#### Data rows

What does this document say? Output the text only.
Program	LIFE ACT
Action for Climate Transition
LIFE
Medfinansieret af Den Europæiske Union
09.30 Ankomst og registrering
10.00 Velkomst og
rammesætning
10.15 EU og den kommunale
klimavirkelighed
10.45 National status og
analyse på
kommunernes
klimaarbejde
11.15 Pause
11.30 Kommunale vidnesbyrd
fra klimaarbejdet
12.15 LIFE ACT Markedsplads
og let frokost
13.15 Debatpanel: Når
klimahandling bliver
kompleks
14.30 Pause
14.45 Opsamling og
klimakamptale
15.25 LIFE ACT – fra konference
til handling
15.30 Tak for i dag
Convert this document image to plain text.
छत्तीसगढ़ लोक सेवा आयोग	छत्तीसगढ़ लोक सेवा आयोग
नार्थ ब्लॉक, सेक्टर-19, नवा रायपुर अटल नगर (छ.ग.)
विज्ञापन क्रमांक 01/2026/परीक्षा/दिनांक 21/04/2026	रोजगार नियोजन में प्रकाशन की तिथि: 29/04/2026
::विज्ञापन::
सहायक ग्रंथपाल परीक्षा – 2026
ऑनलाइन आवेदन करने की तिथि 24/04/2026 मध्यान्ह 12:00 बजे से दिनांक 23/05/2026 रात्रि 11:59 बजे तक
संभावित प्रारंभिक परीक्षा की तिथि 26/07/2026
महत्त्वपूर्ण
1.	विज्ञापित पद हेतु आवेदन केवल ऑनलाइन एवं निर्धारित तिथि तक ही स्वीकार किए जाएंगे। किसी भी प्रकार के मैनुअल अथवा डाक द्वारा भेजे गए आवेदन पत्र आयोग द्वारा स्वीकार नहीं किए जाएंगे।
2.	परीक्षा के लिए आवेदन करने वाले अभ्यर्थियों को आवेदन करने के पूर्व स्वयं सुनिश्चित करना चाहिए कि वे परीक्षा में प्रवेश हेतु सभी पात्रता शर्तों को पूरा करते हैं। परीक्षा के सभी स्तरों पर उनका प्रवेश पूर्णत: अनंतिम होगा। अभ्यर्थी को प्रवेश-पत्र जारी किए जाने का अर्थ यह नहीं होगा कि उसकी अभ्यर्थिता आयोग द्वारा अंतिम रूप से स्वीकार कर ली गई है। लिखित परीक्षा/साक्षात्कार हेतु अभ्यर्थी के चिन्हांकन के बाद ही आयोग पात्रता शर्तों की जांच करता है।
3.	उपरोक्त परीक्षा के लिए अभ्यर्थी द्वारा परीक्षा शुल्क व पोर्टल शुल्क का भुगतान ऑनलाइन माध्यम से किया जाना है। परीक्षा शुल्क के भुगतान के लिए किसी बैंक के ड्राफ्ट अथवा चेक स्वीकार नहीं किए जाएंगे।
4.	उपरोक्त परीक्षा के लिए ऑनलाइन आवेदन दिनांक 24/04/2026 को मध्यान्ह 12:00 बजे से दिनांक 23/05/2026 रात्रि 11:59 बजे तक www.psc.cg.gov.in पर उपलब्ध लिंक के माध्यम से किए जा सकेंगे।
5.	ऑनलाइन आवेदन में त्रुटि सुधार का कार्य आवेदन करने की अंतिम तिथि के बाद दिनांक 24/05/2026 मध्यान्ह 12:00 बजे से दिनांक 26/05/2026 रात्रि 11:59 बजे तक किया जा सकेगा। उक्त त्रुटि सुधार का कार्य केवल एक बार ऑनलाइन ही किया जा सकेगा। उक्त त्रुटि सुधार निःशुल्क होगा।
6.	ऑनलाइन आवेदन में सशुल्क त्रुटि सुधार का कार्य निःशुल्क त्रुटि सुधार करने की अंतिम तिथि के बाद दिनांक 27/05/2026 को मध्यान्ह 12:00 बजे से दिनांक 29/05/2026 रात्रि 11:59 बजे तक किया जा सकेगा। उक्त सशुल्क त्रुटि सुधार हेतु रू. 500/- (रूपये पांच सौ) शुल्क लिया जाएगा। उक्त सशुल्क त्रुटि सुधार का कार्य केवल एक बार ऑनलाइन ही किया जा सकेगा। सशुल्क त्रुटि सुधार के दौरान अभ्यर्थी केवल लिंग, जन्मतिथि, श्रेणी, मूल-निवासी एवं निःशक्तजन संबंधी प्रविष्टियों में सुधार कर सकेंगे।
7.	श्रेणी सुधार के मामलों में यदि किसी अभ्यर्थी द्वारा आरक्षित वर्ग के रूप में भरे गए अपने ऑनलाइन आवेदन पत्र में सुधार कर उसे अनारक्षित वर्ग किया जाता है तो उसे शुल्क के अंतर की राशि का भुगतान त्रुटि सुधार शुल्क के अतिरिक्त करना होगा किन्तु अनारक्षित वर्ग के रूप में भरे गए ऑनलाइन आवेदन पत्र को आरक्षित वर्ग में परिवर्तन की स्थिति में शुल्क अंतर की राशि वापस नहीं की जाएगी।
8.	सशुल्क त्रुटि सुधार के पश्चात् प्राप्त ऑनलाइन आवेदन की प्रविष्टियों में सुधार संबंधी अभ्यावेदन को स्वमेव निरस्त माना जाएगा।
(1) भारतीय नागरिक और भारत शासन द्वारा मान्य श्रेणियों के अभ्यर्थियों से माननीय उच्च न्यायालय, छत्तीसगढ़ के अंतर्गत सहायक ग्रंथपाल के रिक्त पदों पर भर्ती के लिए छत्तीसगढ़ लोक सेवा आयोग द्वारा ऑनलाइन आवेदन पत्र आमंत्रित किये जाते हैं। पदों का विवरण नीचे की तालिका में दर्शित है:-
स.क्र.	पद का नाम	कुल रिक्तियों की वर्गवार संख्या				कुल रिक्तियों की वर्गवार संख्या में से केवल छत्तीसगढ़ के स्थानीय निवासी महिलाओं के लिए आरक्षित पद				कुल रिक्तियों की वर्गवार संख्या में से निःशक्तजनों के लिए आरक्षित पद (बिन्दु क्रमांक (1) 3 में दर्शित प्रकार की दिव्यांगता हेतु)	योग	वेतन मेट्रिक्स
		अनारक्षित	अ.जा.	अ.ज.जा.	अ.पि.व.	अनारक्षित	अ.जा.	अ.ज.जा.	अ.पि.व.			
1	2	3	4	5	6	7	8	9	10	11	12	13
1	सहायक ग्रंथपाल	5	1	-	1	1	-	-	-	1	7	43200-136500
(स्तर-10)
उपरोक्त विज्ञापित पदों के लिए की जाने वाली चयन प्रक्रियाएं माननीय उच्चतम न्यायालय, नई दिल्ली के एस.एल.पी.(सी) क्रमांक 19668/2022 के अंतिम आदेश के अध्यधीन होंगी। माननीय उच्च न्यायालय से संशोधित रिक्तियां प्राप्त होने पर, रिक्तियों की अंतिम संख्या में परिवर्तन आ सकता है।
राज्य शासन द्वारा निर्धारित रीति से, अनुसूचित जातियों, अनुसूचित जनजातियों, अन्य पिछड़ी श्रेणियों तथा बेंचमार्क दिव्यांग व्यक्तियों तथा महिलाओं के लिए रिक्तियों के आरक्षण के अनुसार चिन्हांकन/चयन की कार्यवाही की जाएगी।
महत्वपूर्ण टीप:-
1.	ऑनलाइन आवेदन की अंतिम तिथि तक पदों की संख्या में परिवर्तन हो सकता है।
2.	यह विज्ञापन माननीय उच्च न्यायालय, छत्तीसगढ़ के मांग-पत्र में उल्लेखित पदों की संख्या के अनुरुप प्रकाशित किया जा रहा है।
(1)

#### Stated problem
Write the material out again in its entirety, exactly as shown.

#### Written solution
What does this document say? Output the text only.
Program	LIFE ACT
Action for Climate Transition
LIFE
Medfinansieret af Den Europæiske Union
09.30 Ankomst og registrering
10.00 Velkomst og
rammesætning
10.15 EU og den kommunale
klimavirkelighed
10.45 National status og
analyse på
kommunernes
klimaarbejde
11.15 Pause
11.30 Kommunale vidnesbyrd
fra klimaarbejdet
12.15 LIFE ACT Markedsplads
og let frokost
13.15 Debatpanel: Når
klimahandling bliver
kompleks
14.30 Pause
14.45 Opsamling og
klimakamptale
15.25 LIFE ACT – fra konference
til handling
15.30 Tak for i dag
Convert this document image to plain text.
छत्तीसगढ़ लोक सेवा आयोग	छत्तीसगढ़ लोक सेवा आयोग
नार्थ ब्लॉक, सेक्टर-19, नवा रायपुर अटल नगर (छ.ग.)
विज्ञापन क्रमांक 01/2026/परीक्षा/दिनांक 21/04/2026	रोजगार नियोजन में प्रकाशन की तिथि: 29/04/2026
::विज्ञापन::
सहायक ग्रंथपाल परीक्षा – 2026
ऑनलाइन आवेदन करने की तिथि 24/04/2026 मध्यान्ह 12:00 बजे से दिनांक 23/05/2026 रात्रि 11:59 बजे तक
संभावित प्रारंभिक परीक्षा की तिथि 26/07/2026
महत्त्वपूर्ण
1.	विज्ञापित पद हेतु आवेदन केवल ऑनलाइन एवं निर्धारित तिथि तक ही स्वीकार किए जाएंगे। किसी भी प्रकार के मैनुअल अथवा डाक द्वारा भेजे गए आवेदन पत्र आयोग द्वारा स्वीकार नहीं किए जाएंगे।
2.	परीक्षा के लिए आवेदन करने वाले अभ्यर्थियों को आवेदन करने के पूर्व स्वयं सुनिश्चित करना चाहिए कि वे परीक्षा में प्रवेश हेतु सभी पात्रता शर्तों को पूरा करते हैं। परीक्षा के सभी स्तरों पर उनका प्रवेश पूर्णत: अनंतिम होगा। अभ्यर्थी को प्रवेश-पत्र जारी किए जाने का अर्थ यह नहीं होगा कि उसकी अभ्यर्थिता आयोग द्वारा अंतिम रूप से स्वीकार कर ली गई है। लिखित परीक्षा/साक्षात्कार हेतु अभ्यर्थी के चिन्हांकन के बाद ही आयोग पात्रता शर्तों की जांच करता है।
3.	उपरोक्त परीक्षा के लिए अभ्यर्थी द्वारा परीक्षा शुल्क व पोर्टल शुल्क का भुगतान ऑनलाइन माध्यम से किया जाना है। परीक्षा शुल्क के भुगतान के लिए किसी बैंक के ड्राफ्ट अथवा चेक स्वीकार नहीं किए जाएंगे।
4.	उपरोक्त परीक्षा के लिए ऑनलाइन आवेदन दिनांक 24/04/2026 को मध्यान्ह 12:00 बजे से दिनांक 23/05/2026 रात्रि 11:59 बजे तक www.psc.cg.gov.in पर उपलब्ध लिंक के माध्यम से किए जा सकेंगे।
5.	ऑनलाइन आवेदन में त्रुटि सुधार का कार्य आवेदन करने की अंतिम तिथि के बाद दिनांक 24/05/2026 मध्यान्ह 12:00 बजे से दिनांक 26/05/2026 रात्रि 11:59 बजे तक किया जा सकेगा। उक्त त्रुटि सुधार का कार्य केवल एक बार ऑनलाइन ही किया जा सकेगा। उक्त त्रुटि सुधार निःशुल्क होगा।
6.	ऑनलाइन आवेदन में सशुल्क त्रुटि सुधार का कार्य निःशुल्क त्रुटि सुधार करने की अंतिम तिथि के बाद दिनांक 27/05/2026 को मध्यान्ह 12:00 बजे से दिनांक 29/05/2026 रात्रि 11:59 बजे तक किया जा सकेगा। उक्त सशुल्क त्रुटि सुधार हेतु रू. 500/- (रूपये पांच सौ) शुल्क लिया जाएगा। उक्त सशुल्क त्रुटि सुधार का कार्य केवल एक बार ऑनलाइन ही किया जा सकेगा। सशुल्क त्रुटि सुधार के दौरान अभ्यर्थी केवल लिंग, जन्मतिथि, श्रेणी, मूल-निवासी एवं निःशक्तजन संबंधी प्रविष्टियों में सुधार कर सकेंगे।
7.	श्रेणी सुधार के मामलों में यदि किसी अभ्यर्थी द्वारा आरक्षित वर्ग के रूप में भरे गए अपने ऑनलाइन आवेदन पत्र में सुधार कर उसे अनारक्षित वर्ग किया जाता है तो उसे शुल्क के अंतर की राशि का भुगतान त्रुटि सुधार शुल्क के अतिरिक्त करना होगा किन्तु अनारक्षित वर्ग के रूप में भरे गए ऑनलाइन आवेदन पत्र को आरक्षित वर्ग में परिवर्तन की स्थिति में शुल्क अंतर की राशि वापस नहीं की जाएगी।
8.	सशुल्क त्रुटि सुधार के पश्चात् प्राप्त ऑनलाइन आवेदन की प्रविष्टियों में सुधार संबंधी अभ्यावेदन को स्वमेव निरस्त माना जाएगा।
(1) भारतीय नागरिक और भारत शासन द्वारा मान्य श्रेणियों के अभ्यर्थियों से माननीय उच्च न्यायालय, छत्तीसगढ़ के अंतर्गत सहायक ग्रंथपाल के रिक्त पदों पर भर्ती के लिए छत्तीसगढ़ लोक सेवा आयोग द्वारा ऑनलाइन आवेदन पत्र आमंत्रित किये जाते हैं। पदों का विवरण नीचे की तालिका में दर्शित है:-
स.क्र.	पद का नाम	कुल रिक्तियों की वर्गवार संख्या				कुल रिक्तियों की वर्गवार संख्या में से केवल छत्तीसगढ़ के स्थानीय निवासी महिलाओं के लिए आरक्षित पद				कुल रिक्तियों की वर्गवार संख्या में से निःशक्तजनों के लिए आरक्षित पद (बिन्दु क्रमांक (1) 3 में दर्शित प्रकार की दिव्यांगता हेतु)	योग	वेतन मेट्रिक्स
		अनारक्षित	अ.जा.	अ.ज.जा.	अ.पि.व.	अनारक्षित	अ.जा.	अ.ज.जा.	अ.पि.व.			
1	2	3	4	5	6	7	8	9	10	11	12	13
1	सहायक ग्रंथपाल	5	1	-	1	1	-	-	-	1	7	43200-136500
(स्तर-10)
उपरोक्त विज्ञापित पदों के लिए की जाने वाली चयन प्रक्रियाएं माननीय उच्चतम न्यायालय, नई दिल्ली के एस.एल.पी.(सी) क्रमांक 19668/2022 के अंतिम आदेश के अध्यधीन होंगी। माननीय उच्च न्यायालय से संशोधित रिक्तियां प्राप्त होने पर, रिक्तियों की अंतिम संख्या में परिवर्तन आ सकता है।
राज्य शासन द्वारा निर्धारित रीति से, अनुसूचित जातियों, अनुसूचित जनजातियों, अन्य पिछड़ी श्रेणियों तथा बेंचमार्क दिव्यांग व्यक्तियों तथा महिलाओं के लिए रिक्तियों के आरक्षण के अनुसार चिन्हांकन/चयन की कार्यवाही की जाएगी।
महत्वपूर्ण टीप:-
1.	ऑनलाइन आवेदन की अंतिम तिथि तक पदों की संख्या में परिवर्तन हो सकता है।
2.	यह विज्ञापन माननीय उच्च न्यायालय, छत्तीसगढ़ के मांग-पत्र में उल्लेखित पदों की संख्या के अनुरुप प्रकाशित किया जा रहा है।
(1)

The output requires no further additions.